Records for the task:
========

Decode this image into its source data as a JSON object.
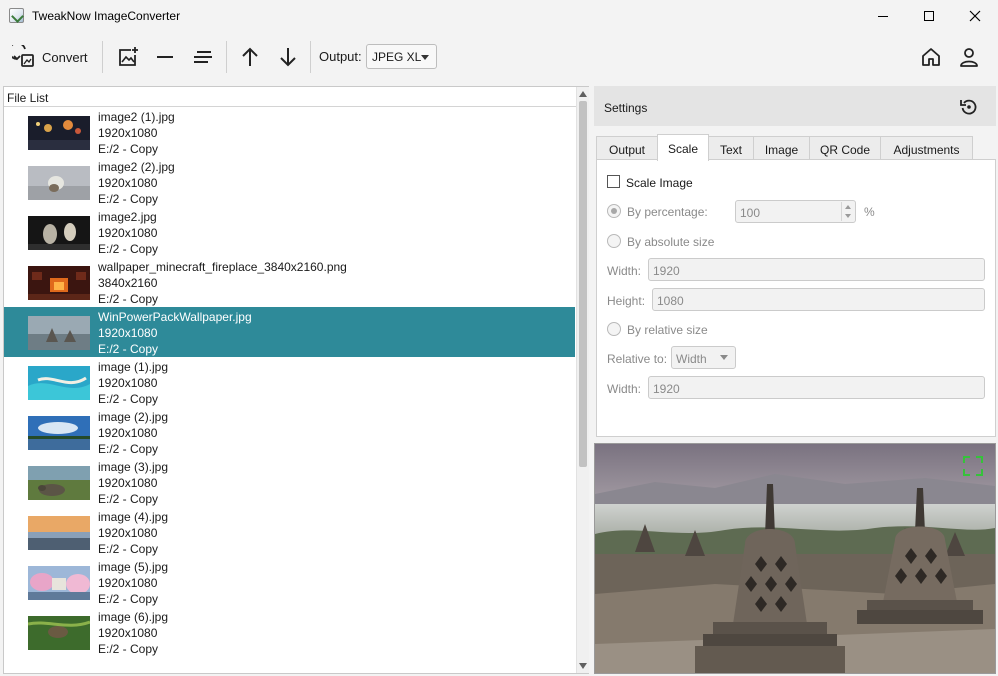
{
  "window": {
    "title": "TweakNow ImageConverter"
  },
  "toolbar": {
    "convert_label": "Convert",
    "output_label": "Output:",
    "output_value": "JPEG XL"
  },
  "file_list": {
    "header": "File List",
    "files": [
      {
        "name": "image2 (1).jpg",
        "size": "1920x1080",
        "location": "E:/2 - Copy"
      },
      {
        "name": "image2 (2).jpg",
        "size": "1920x1080",
        "location": "E:/2 - Copy"
      },
      {
        "name": "image2.jpg",
        "size": "1920x1080",
        "location": "E:/2 - Copy"
      },
      {
        "name": "wallpaper_minecraft_fireplace_3840x2160.png",
        "size": "3840x2160",
        "location": "E:/2 - Copy"
      },
      {
        "name": "WinPowerPackWallpaper.jpg",
        "size": "1920x1080",
        "location": "E:/2 - Copy"
      },
      {
        "name": "image (1).jpg",
        "size": "1920x1080",
        "location": "E:/2 - Copy"
      },
      {
        "name": "image (2).jpg",
        "size": "1920x1080",
        "location": "E:/2 - Copy"
      },
      {
        "name": "image (3).jpg",
        "size": "1920x1080",
        "location": "E:/2 - Copy"
      },
      {
        "name": "image (4).jpg",
        "size": "1920x1080",
        "location": "E:/2 - Copy"
      },
      {
        "name": "image (5).jpg",
        "size": "1920x1080",
        "location": "E:/2 - Copy"
      },
      {
        "name": "image (6).jpg",
        "size": "1920x1080",
        "location": "E:/2 - Copy"
      }
    ]
  },
  "settings": {
    "title": "Settings",
    "tabs": [
      "Output",
      "Scale",
      "Text",
      "Image",
      "QR Code",
      "Adjustments"
    ],
    "active_tab": "Scale",
    "scale": {
      "scale_image_label": "Scale Image",
      "by_percentage_label": "By percentage:",
      "percentage_value": "100",
      "percent_sign": "%",
      "by_absolute_label": "By absolute size",
      "width_label": "Width:",
      "width_value": "1920",
      "height_label": "Height:",
      "height_value": "1080",
      "by_relative_label": "By relative size",
      "relative_to_label": "Relative to:",
      "relative_to_value": "Width",
      "relative_width_label": "Width:",
      "relative_width_value": "1920"
    }
  },
  "colors": {
    "selection": "#2e8a99",
    "fullscreen_accent": "#35c23a"
  },
  "icons": {
    "convert": "convert-icon",
    "add_image": "add-image-icon",
    "remove": "minus-icon",
    "clear": "lines-icon",
    "move_up": "arrow-up-icon",
    "move_down": "arrow-down-icon",
    "home": "home-icon",
    "user": "user-icon",
    "reset": "reset-icon",
    "fullscreen": "fullscreen-icon"
  }
}
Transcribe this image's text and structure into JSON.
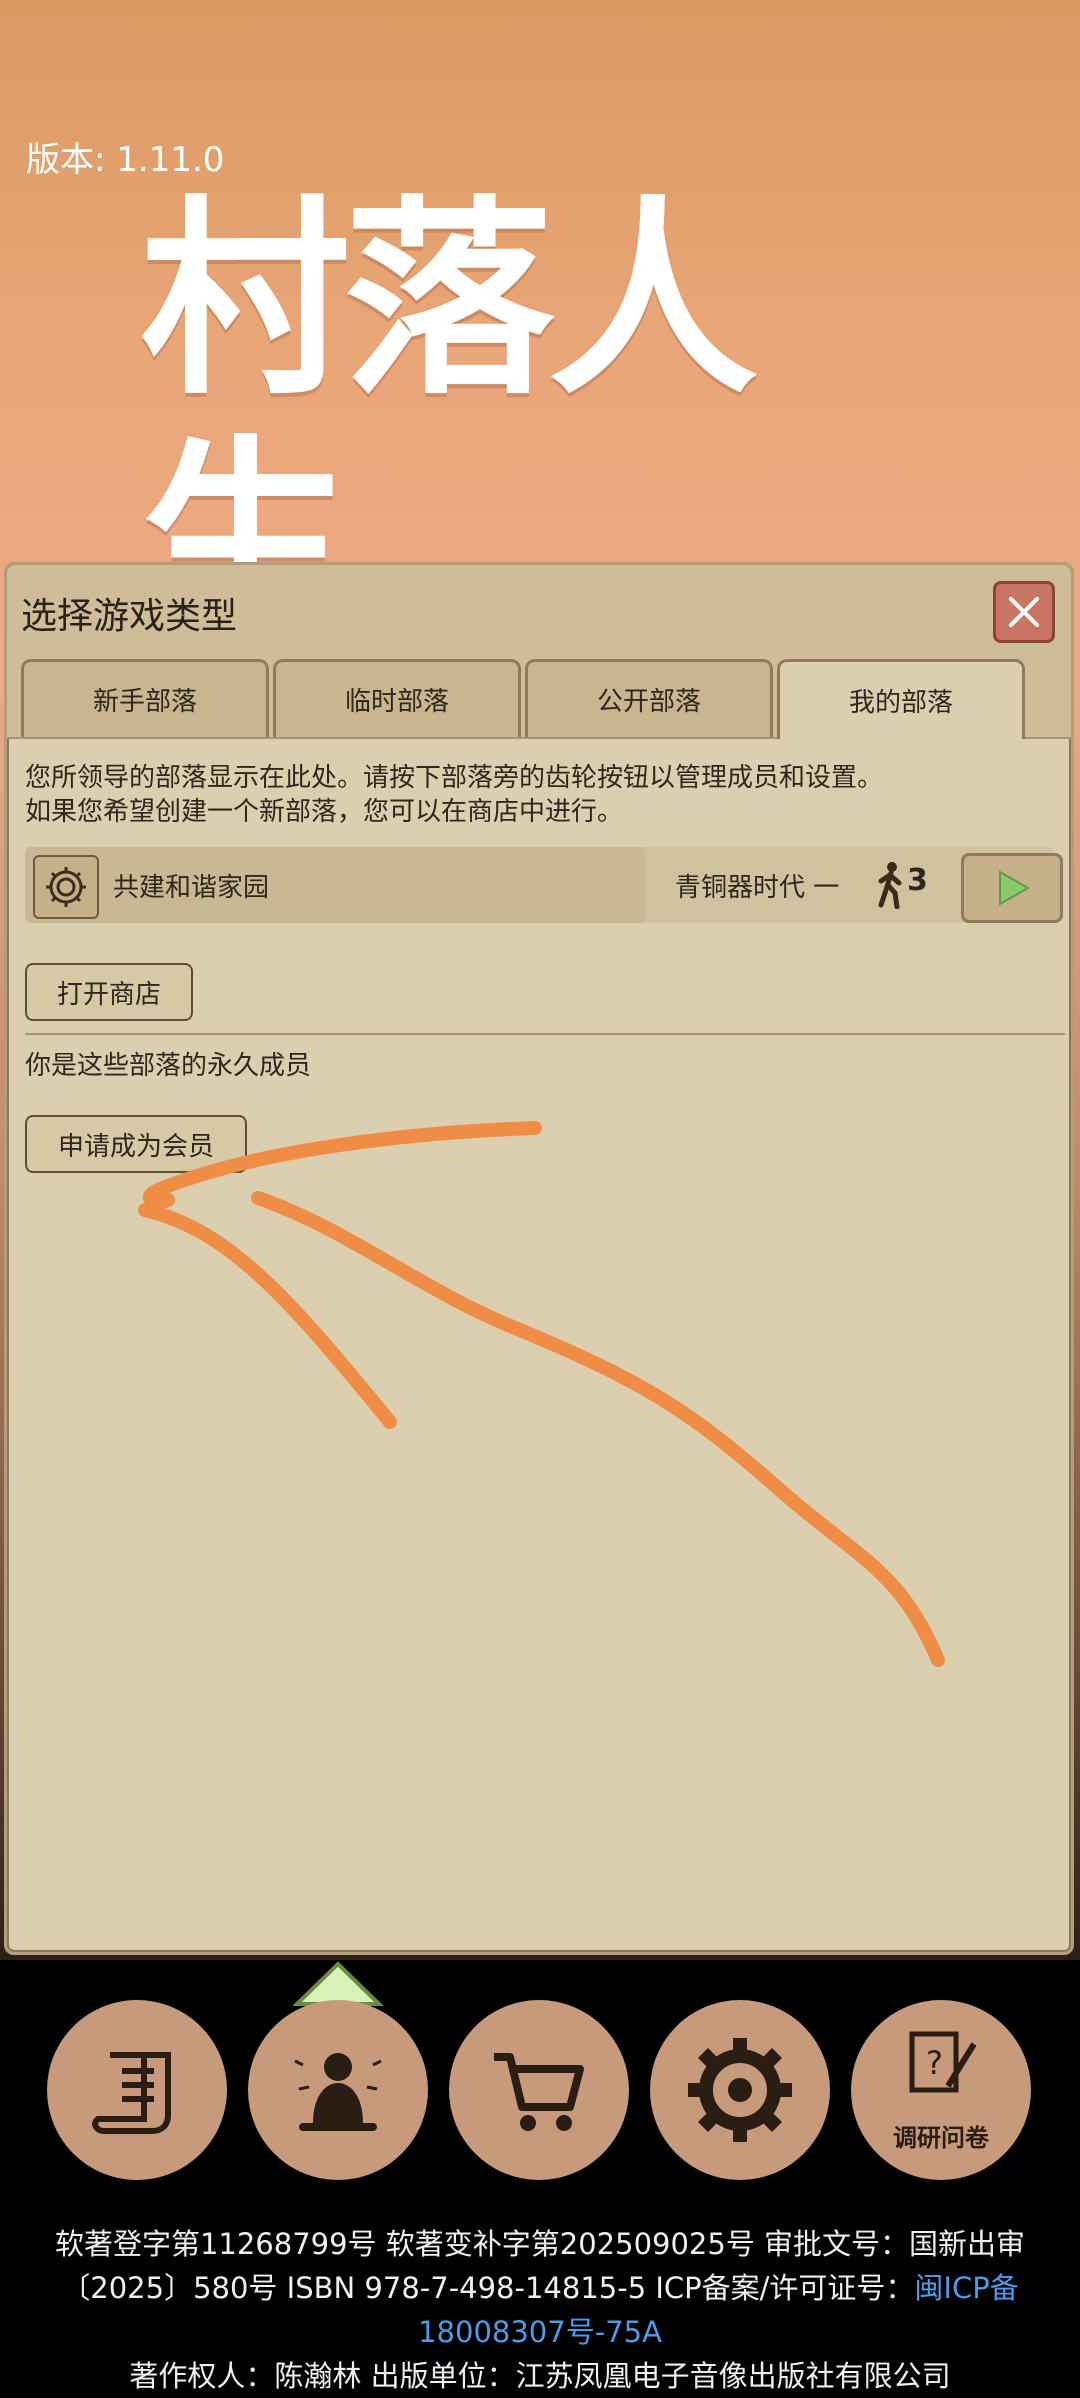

========

Task goal: Word for word, quote the full listing, omitting every picture.

Response for this exercise:
Decode this image into its source data as a JSON object.
{
  "window": {
    "title": "TweakNow ImageConverter"
  },
  "toolbar": {
    "convert_label": "Convert",
    "output_label": "Output:",
    "output_value": "JPEG XL"
  },
  "file_list": {
    "header": "File List",
    "files": [
      {
        "name": "image2 (1).jpg",
        "size": "1920x1080",
        "location": "E:/2 - Copy"
      },
      {
        "name": "image2 (2).jpg",
        "size": "1920x1080",
        "location": "E:/2 - Copy"
      },
      {
        "name": "image2.jpg",
        "size": "1920x1080",
        "location": "E:/2 - Copy"
      },
      {
        "name": "wallpaper_minecraft_fireplace_3840x2160.png",
        "size": "3840x2160",
        "location": "E:/2 - Copy"
      },
      {
        "name": "WinPowerPackWallpaper.jpg",
        "size": "1920x1080",
        "location": "E:/2 - Copy"
      },
      {
        "name": "image (1).jpg",
        "size": "1920x1080",
        "location": "E:/2 - Copy"
      },
      {
        "name": "image (2).jpg",
        "size": "1920x1080",
        "location": "E:/2 - Copy"
      },
      {
        "name": "image (3).jpg",
        "size": "1920x1080",
        "location": "E:/2 - Copy"
      },
      {
        "name": "image (4).jpg",
        "size": "1920x1080",
        "location": "E:/2 - Copy"
      },
      {
        "name": "image (5).jpg",
        "size": "1920x1080",
        "location": "E:/2 - Copy"
      },
      {
        "name": "image (6).jpg",
        "size": "1920x1080",
        "location": "E:/2 - Copy"
      }
    ]
  },
  "settings": {
    "title": "Settings",
    "tabs": [
      "Output",
      "Scale",
      "Text",
      "Image",
      "QR Code",
      "Adjustments"
    ],
    "active_tab": "Scale",
    "scale": {
      "scale_image_label": "Scale Image",
      "by_percentage_label": "By percentage:",
      "percentage_value": "100",
      "percent_sign": "%",
      "by_absolute_label": "By absolute size",
      "width_label": "Width:",
      "width_value": "1920",
      "height_label": "Height:",
      "height_value": "1080",
      "by_relative_label": "By relative size",
      "relative_to_label": "Relative to:",
      "relative_to_value": "Width",
      "relative_width_label": "Width:",
      "relative_width_value": "1920"
    }
  },
  "colors": {
    "selection": "#2e8a99",
    "fullscreen_accent": "#35c23a"
  },
  "icons": {
    "convert": "convert-icon",
    "add_image": "add-image-icon",
    "remove": "minus-icon",
    "clear": "lines-icon",
    "move_up": "arrow-up-icon",
    "move_down": "arrow-down-icon",
    "home": "home-icon",
    "user": "user-icon",
    "reset": "reset-icon",
    "fullscreen": "fullscreen-icon"
  }
}
Transcribe this image's text and structure into JSON.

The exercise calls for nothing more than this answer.